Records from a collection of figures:
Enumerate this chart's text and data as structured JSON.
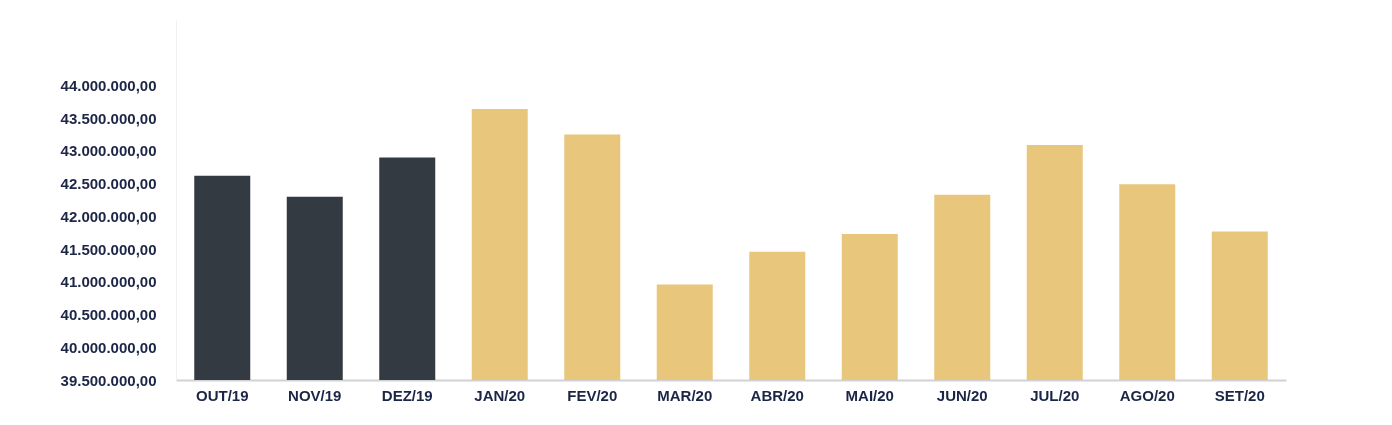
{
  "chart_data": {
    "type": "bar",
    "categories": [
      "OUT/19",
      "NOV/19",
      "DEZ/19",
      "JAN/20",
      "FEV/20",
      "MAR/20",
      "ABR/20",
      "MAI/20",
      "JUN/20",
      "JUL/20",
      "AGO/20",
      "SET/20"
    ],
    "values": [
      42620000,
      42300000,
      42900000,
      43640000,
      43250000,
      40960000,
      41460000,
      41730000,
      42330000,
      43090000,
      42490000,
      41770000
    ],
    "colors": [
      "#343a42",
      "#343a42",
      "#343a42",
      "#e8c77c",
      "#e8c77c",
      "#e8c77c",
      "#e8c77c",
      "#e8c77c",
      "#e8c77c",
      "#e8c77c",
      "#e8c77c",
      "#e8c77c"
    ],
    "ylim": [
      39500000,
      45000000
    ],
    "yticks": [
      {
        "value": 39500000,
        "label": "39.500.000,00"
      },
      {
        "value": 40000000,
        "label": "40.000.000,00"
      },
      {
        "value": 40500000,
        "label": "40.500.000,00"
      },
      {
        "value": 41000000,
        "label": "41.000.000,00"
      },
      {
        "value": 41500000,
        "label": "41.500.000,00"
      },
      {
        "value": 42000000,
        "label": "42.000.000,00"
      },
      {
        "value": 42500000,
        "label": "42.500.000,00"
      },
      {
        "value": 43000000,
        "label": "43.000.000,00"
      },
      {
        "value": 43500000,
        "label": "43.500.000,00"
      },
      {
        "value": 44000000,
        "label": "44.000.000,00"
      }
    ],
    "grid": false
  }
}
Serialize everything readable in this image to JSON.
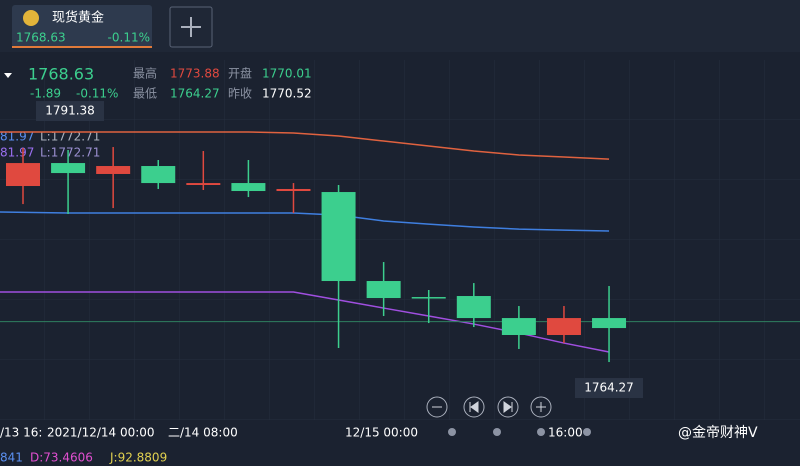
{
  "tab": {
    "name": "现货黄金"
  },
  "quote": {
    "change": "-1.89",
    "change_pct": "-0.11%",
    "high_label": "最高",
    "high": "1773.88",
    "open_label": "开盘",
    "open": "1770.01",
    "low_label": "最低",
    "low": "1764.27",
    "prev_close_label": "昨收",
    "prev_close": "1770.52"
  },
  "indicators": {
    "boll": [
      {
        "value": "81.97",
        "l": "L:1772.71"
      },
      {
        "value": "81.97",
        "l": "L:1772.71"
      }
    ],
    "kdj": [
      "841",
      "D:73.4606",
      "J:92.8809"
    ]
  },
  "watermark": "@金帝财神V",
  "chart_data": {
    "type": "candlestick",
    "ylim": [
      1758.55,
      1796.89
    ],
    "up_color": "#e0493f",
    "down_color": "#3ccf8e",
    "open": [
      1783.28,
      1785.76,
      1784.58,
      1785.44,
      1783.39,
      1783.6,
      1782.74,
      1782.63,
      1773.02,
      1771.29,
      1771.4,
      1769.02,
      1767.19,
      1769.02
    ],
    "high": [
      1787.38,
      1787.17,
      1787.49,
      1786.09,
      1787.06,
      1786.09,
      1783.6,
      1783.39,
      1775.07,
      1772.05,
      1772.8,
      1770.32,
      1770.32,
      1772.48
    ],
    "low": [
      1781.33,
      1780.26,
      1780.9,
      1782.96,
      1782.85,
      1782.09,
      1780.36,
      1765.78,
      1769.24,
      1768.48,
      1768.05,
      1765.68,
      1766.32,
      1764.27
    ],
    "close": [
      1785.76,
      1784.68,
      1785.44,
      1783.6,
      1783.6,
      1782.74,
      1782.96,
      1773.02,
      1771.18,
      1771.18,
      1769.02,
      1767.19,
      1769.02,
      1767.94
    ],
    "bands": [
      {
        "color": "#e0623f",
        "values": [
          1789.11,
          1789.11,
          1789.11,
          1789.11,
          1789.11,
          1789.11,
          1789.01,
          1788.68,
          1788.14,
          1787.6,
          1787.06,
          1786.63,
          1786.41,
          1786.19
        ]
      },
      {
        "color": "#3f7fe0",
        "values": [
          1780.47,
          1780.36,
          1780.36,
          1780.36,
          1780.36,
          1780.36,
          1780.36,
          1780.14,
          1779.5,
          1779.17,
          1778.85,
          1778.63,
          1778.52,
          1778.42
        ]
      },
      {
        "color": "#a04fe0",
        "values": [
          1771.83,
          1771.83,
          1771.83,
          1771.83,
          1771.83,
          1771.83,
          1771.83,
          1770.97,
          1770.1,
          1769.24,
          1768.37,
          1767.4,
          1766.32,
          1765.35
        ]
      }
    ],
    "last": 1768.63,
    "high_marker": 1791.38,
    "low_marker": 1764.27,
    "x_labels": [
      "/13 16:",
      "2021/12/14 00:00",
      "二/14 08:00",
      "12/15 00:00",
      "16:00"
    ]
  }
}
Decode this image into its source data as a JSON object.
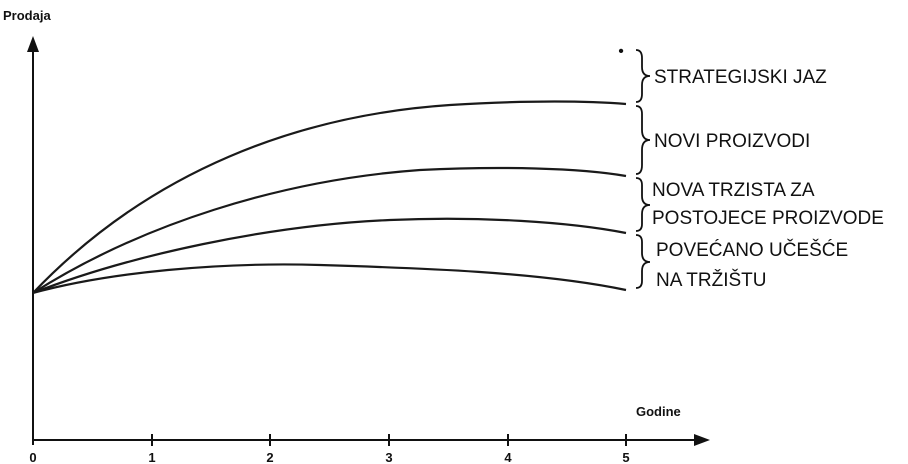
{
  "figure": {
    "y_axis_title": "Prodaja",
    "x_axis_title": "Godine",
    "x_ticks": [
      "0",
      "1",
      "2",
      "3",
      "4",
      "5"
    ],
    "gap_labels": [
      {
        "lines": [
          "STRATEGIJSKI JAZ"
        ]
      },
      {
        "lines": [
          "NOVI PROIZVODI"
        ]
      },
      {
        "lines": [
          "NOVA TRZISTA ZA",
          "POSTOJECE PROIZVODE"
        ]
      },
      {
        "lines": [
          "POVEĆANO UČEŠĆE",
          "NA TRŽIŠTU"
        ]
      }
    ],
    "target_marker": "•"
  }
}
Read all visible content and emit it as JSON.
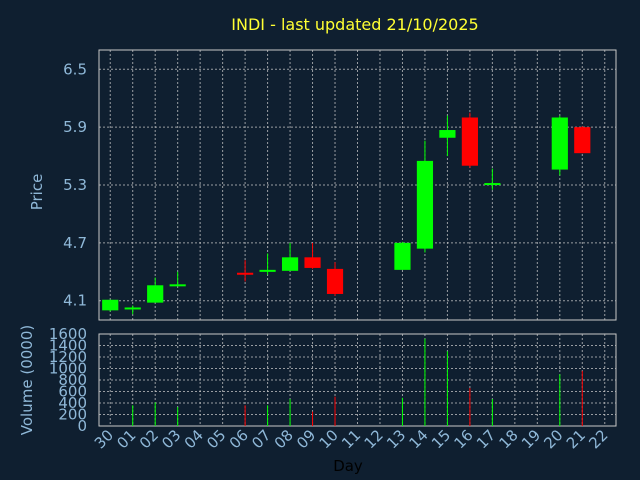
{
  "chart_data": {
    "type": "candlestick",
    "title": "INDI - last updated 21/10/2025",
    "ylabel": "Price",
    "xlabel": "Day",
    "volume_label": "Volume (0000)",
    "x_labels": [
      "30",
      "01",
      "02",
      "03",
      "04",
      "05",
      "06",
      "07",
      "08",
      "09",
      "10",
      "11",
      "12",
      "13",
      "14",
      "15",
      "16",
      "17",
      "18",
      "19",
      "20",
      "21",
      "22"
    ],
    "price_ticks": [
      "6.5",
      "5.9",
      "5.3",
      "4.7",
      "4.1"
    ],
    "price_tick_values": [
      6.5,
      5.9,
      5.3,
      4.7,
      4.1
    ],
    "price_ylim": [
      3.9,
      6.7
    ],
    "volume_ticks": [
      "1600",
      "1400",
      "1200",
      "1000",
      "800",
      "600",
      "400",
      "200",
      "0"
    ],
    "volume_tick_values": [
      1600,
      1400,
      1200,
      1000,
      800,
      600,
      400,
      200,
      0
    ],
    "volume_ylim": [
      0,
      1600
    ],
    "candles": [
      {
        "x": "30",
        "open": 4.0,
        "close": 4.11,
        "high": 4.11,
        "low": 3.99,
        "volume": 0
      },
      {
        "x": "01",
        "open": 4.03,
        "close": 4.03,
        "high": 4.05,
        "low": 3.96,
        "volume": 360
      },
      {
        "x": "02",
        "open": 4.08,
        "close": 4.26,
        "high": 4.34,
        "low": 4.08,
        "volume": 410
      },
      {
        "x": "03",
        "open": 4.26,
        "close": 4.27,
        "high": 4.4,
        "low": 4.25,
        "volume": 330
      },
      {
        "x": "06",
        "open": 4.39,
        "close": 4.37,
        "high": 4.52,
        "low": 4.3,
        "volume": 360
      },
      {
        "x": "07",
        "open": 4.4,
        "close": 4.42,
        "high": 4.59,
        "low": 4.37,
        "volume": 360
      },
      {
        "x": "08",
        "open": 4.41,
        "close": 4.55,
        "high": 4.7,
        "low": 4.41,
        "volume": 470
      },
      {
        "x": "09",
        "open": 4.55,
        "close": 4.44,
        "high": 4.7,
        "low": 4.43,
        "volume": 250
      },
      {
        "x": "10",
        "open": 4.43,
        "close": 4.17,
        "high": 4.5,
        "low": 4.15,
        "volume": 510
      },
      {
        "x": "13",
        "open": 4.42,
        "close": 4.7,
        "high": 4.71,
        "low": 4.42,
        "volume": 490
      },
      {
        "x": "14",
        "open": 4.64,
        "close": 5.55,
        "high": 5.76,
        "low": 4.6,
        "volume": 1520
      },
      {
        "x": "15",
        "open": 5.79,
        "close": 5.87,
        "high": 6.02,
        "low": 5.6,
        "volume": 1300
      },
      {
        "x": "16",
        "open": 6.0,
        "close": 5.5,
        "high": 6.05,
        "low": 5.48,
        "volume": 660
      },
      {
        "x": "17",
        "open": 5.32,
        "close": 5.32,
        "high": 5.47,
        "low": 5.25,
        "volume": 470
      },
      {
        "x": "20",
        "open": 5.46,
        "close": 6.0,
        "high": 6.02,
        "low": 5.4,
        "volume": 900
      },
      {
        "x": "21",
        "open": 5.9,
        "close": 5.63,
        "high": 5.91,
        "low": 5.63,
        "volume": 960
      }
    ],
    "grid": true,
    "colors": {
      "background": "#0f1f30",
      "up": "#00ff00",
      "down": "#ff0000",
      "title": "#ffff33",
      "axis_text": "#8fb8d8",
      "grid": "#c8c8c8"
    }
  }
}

§ WRITTEN PROBLEM
State the number of lines in the preceding entries that include the word "this". Provide nothing else.

§ ANSWER FOR THE TASK
3